● **What needs to be done**
All of the data is to be copied word for word.

(Exercise data Opens)

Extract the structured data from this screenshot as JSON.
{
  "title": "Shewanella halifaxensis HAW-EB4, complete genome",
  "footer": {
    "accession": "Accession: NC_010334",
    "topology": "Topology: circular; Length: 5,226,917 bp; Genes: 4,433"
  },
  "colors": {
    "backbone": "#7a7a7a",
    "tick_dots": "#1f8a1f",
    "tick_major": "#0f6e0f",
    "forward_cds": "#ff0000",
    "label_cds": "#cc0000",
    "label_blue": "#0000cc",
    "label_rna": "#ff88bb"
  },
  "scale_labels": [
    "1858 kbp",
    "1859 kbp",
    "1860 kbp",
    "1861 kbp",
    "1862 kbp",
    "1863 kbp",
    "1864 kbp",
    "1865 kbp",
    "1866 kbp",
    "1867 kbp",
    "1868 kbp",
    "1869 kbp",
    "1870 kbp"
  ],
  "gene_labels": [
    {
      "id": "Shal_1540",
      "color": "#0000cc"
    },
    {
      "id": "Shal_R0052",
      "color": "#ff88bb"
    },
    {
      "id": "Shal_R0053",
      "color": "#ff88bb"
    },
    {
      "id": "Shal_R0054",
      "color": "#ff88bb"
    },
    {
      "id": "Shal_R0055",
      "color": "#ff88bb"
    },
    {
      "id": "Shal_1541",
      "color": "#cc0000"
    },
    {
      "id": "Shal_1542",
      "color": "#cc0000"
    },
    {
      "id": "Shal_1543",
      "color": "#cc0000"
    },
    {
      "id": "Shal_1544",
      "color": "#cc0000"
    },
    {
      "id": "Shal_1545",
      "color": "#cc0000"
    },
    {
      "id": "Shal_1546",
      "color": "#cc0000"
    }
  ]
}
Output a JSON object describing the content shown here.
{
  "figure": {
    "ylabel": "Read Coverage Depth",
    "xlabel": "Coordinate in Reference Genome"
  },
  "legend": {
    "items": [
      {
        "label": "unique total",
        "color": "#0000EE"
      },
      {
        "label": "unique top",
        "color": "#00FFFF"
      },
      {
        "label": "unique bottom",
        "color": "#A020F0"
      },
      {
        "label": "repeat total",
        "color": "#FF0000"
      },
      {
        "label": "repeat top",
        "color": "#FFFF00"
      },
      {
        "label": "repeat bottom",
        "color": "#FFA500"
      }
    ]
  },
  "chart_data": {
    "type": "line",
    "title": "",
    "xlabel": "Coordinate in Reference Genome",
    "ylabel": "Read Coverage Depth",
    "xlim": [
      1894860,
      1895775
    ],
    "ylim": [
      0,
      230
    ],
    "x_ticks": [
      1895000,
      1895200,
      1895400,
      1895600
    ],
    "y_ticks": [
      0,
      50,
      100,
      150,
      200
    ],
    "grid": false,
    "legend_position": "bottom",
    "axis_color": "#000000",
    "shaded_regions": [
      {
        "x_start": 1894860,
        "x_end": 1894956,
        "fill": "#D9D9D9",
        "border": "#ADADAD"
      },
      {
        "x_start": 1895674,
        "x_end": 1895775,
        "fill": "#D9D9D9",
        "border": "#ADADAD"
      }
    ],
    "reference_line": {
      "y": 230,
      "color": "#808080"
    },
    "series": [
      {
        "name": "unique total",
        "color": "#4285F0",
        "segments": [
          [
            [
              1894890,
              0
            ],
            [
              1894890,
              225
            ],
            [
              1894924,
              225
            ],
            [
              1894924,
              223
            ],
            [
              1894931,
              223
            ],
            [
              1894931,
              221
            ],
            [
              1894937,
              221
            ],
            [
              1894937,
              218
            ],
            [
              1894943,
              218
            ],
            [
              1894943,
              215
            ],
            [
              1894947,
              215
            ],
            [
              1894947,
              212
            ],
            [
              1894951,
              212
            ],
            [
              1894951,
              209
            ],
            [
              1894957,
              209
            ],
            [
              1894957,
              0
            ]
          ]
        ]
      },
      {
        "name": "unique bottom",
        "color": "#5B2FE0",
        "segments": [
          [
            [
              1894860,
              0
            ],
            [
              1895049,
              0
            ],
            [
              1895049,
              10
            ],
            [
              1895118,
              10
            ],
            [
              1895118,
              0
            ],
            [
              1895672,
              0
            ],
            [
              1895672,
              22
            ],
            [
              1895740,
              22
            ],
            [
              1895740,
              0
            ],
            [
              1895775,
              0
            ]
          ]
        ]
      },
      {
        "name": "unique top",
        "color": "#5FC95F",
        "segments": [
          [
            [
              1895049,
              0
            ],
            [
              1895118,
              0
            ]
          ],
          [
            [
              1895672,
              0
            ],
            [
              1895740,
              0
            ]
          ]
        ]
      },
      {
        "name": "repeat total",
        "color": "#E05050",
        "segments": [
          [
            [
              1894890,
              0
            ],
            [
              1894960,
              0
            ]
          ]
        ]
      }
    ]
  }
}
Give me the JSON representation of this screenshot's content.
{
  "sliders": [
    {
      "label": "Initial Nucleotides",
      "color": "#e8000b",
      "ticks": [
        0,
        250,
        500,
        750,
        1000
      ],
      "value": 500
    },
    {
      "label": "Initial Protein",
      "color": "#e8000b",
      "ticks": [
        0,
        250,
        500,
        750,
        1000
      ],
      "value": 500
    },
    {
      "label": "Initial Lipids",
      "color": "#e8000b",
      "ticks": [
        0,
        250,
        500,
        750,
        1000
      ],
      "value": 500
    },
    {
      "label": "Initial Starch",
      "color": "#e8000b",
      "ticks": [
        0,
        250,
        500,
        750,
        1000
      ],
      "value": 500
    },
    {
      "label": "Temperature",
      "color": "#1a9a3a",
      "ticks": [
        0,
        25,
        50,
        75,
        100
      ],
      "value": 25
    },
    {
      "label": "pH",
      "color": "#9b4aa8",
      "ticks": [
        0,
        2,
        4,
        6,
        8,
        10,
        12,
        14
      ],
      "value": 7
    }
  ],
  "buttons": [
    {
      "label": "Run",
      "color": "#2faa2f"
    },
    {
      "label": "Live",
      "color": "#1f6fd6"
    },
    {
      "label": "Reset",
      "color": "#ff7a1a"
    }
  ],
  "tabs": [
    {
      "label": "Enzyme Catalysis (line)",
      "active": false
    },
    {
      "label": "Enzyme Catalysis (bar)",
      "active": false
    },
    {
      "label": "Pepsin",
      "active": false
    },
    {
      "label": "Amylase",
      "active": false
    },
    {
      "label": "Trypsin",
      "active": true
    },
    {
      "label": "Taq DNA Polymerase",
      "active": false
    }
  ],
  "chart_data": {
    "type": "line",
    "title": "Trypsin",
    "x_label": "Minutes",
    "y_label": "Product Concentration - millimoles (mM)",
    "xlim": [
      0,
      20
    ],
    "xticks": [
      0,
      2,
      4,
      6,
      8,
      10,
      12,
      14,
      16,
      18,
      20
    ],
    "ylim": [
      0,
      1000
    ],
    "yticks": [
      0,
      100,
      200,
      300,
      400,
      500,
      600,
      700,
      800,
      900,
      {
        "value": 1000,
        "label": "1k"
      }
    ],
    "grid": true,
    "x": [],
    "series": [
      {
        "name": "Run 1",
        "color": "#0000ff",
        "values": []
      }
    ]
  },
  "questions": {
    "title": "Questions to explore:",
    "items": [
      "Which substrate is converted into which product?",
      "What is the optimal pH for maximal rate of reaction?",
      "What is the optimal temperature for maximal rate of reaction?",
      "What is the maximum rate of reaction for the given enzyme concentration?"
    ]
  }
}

(Exercise data Closes)

● **Response to this exercise**
Extract the structured data from this screenshot as JSON.
{
  "title": "Shewanella halifaxensis HAW-EB4, complete genome",
  "footer": {
    "accession": "Accession: NC_010334",
    "topology": "Topology: circular; Length: 5,226,917 bp; Genes: 4,433"
  },
  "colors": {
    "backbone": "#7a7a7a",
    "tick_dots": "#1f8a1f",
    "tick_major": "#0f6e0f",
    "forward_cds": "#ff0000",
    "label_cds": "#cc0000",
    "label_blue": "#0000cc",
    "label_rna": "#ff88bb"
  },
  "scale_labels": [
    "1858 kbp",
    "1859 kbp",
    "1860 kbp",
    "1861 kbp",
    "1862 kbp",
    "1863 kbp",
    "1864 kbp",
    "1865 kbp",
    "1866 kbp",
    "1867 kbp",
    "1868 kbp",
    "1869 kbp",
    "1870 kbp"
  ],
  "gene_labels": [
    {
      "id": "Shal_1540",
      "color": "#0000cc"
    },
    {
      "id": "Shal_R0052",
      "color": "#ff88bb"
    },
    {
      "id": "Shal_R0053",
      "color": "#ff88bb"
    },
    {
      "id": "Shal_R0054",
      "color": "#ff88bb"
    },
    {
      "id": "Shal_R0055",
      "color": "#ff88bb"
    },
    {
      "id": "Shal_1541",
      "color": "#cc0000"
    },
    {
      "id": "Shal_1542",
      "color": "#cc0000"
    },
    {
      "id": "Shal_1543",
      "color": "#cc0000"
    },
    {
      "id": "Shal_1544",
      "color": "#cc0000"
    },
    {
      "id": "Shal_1545",
      "color": "#cc0000"
    },
    {
      "id": "Shal_1546",
      "color": "#cc0000"
    }
  ]
}
Output a JSON object describing the content shown here.
{
  "figure": {
    "ylabel": "Read Coverage Depth",
    "xlabel": "Coordinate in Reference Genome"
  },
  "legend": {
    "items": [
      {
        "label": "unique total",
        "color": "#0000EE"
      },
      {
        "label": "unique top",
        "color": "#00FFFF"
      },
      {
        "label": "unique bottom",
        "color": "#A020F0"
      },
      {
        "label": "repeat total",
        "color": "#FF0000"
      },
      {
        "label": "repeat top",
        "color": "#FFFF00"
      },
      {
        "label": "repeat bottom",
        "color": "#FFA500"
      }
    ]
  },
  "chart_data": {
    "type": "line",
    "title": "",
    "xlabel": "Coordinate in Reference Genome",
    "ylabel": "Read Coverage Depth",
    "xlim": [
      1894860,
      1895775
    ],
    "ylim": [
      0,
      230
    ],
    "x_ticks": [
      1895000,
      1895200,
      1895400,
      1895600
    ],
    "y_ticks": [
      0,
      50,
      100,
      150,
      200
    ],
    "grid": false,
    "legend_position": "bottom",
    "axis_color": "#000000",
    "shaded_regions": [
      {
        "x_start": 1894860,
        "x_end": 1894956,
        "fill": "#D9D9D9",
        "border": "#ADADAD"
      },
      {
        "x_start": 1895674,
        "x_end": 1895775,
        "fill": "#D9D9D9",
        "border": "#ADADAD"
      }
    ],
    "reference_line": {
      "y": 230,
      "color": "#808080"
    },
    "series": [
      {
        "name": "unique total",
        "color": "#4285F0",
        "segments": [
          [
            [
              1894890,
              0
            ],
            [
              1894890,
              225
            ],
            [
              1894924,
              225
            ],
            [
              1894924,
              223
            ],
            [
              1894931,
              223
            ],
            [
              1894931,
              221
            ],
            [
              1894937,
              221
            ],
            [
              1894937,
              218
            ],
            [
              1894943,
              218
            ],
            [
              1894943,
              215
            ],
            [
              1894947,
              215
            ],
            [
              1894947,
              212
            ],
            [
              1894951,
              212
            ],
            [
              1894951,
              209
            ],
            [
              1894957,
              209
            ],
            [
              1894957,
              0
            ]
          ]
        ]
      },
      {
        "name": "unique bottom",
        "color": "#5B2FE0",
        "segments": [
          [
            [
              1894860,
              0
            ],
            [
              1895049,
              0
            ],
            [
              1895049,
              10
            ],
            [
              1895118,
              10
            ],
            [
              1895118,
              0
            ],
            [
              1895672,
              0
            ],
            [
              1895672,
              22
            ],
            [
              1895740,
              22
            ],
            [
              1895740,
              0
            ],
            [
              1895775,
              0
            ]
          ]
        ]
      },
      {
        "name": "unique top",
        "color": "#5FC95F",
        "segments": [
          [
            [
              1895049,
              0
            ],
            [
              1895118,
              0
            ]
          ],
          [
            [
              1895672,
              0
            ],
            [
              1895740,
              0
            ]
          ]
        ]
      },
      {
        "name": "repeat total",
        "color": "#E05050",
        "segments": [
          [
            [
              1894890,
              0
            ],
            [
              1894960,
              0
            ]
          ]
        ]
      }
    ]
  }
}
Give me the JSON representation of this screenshot's content.
{
  "sliders": [
    {
      "label": "Initial Nucleotides",
      "color": "#e8000b",
      "ticks": [
        0,
        250,
        500,
        750,
        1000
      ],
      "value": 500
    },
    {
      "label": "Initial Protein",
      "color": "#e8000b",
      "ticks": [
        0,
        250,
        500,
        750,
        1000
      ],
      "value": 500
    },
    {
      "label": "Initial Lipids",
      "color": "#e8000b",
      "ticks": [
        0,
        250,
        500,
        750,
        1000
      ],
      "value": 500
    },
    {
      "label": "Initial Starch",
      "color": "#e8000b",
      "ticks": [
        0,
        250,
        500,
        750,
        1000
      ],
      "value": 500
    },
    {
      "label": "Temperature",
      "color": "#1a9a3a",
      "ticks": [
        0,
        25,
        50,
        75,
        100
      ],
      "value": 25
    },
    {
      "label": "pH",
      "color": "#9b4aa8",
      "ticks": [
        0,
        2,
        4,
        6,
        8,
        10,
        12,
        14
      ],
      "value": 7
    }
  ],
  "buttons": [
    {
      "label": "Run",
      "color": "#2faa2f"
    },
    {
      "label": "Live",
      "color": "#1f6fd6"
    },
    {
      "label": "Reset",
      "color": "#ff7a1a"
    }
  ],
  "tabs": [
    {
      "label": "Enzyme Catalysis (line)",
      "active": false
    },
    {
      "label": "Enzyme Catalysis (bar)",
      "active": false
    },
    {
      "label": "Pepsin",
      "active": false
    },
    {
      "label": "Amylase",
      "active": false
    },
    {
      "label": "Trypsin",
      "active": true
    },
    {
      "label": "Taq DNA Polymerase",
      "active": false
    }
  ],
  "chart_data": {
    "type": "line",
    "title": "Trypsin",
    "x_label": "Minutes",
    "y_label": "Product Concentration - millimoles (mM)",
    "xlim": [
      0,
      20
    ],
    "xticks": [
      0,
      2,
      4,
      6,
      8,
      10,
      12,
      14,
      16,
      18,
      20
    ],
    "ylim": [
      0,
      1000
    ],
    "yticks": [
      0,
      100,
      200,
      300,
      400,
      500,
      600,
      700,
      800,
      900,
      {
        "value": 1000,
        "label": "1k"
      }
    ],
    "grid": true,
    "x": [],
    "series": [
      {
        "name": "Run 1",
        "color": "#0000ff",
        "values": []
      }
    ]
  },
  "questions": {
    "title": "Questions to explore:",
    "items": [
      "Which substrate is converted into which product?",
      "What is the optimal pH for maximal rate of reaction?",
      "What is the optimal temperature for maximal rate of reaction?",
      "What is the maximum rate of reaction for the given enzyme concentration?"
    ]
  }
}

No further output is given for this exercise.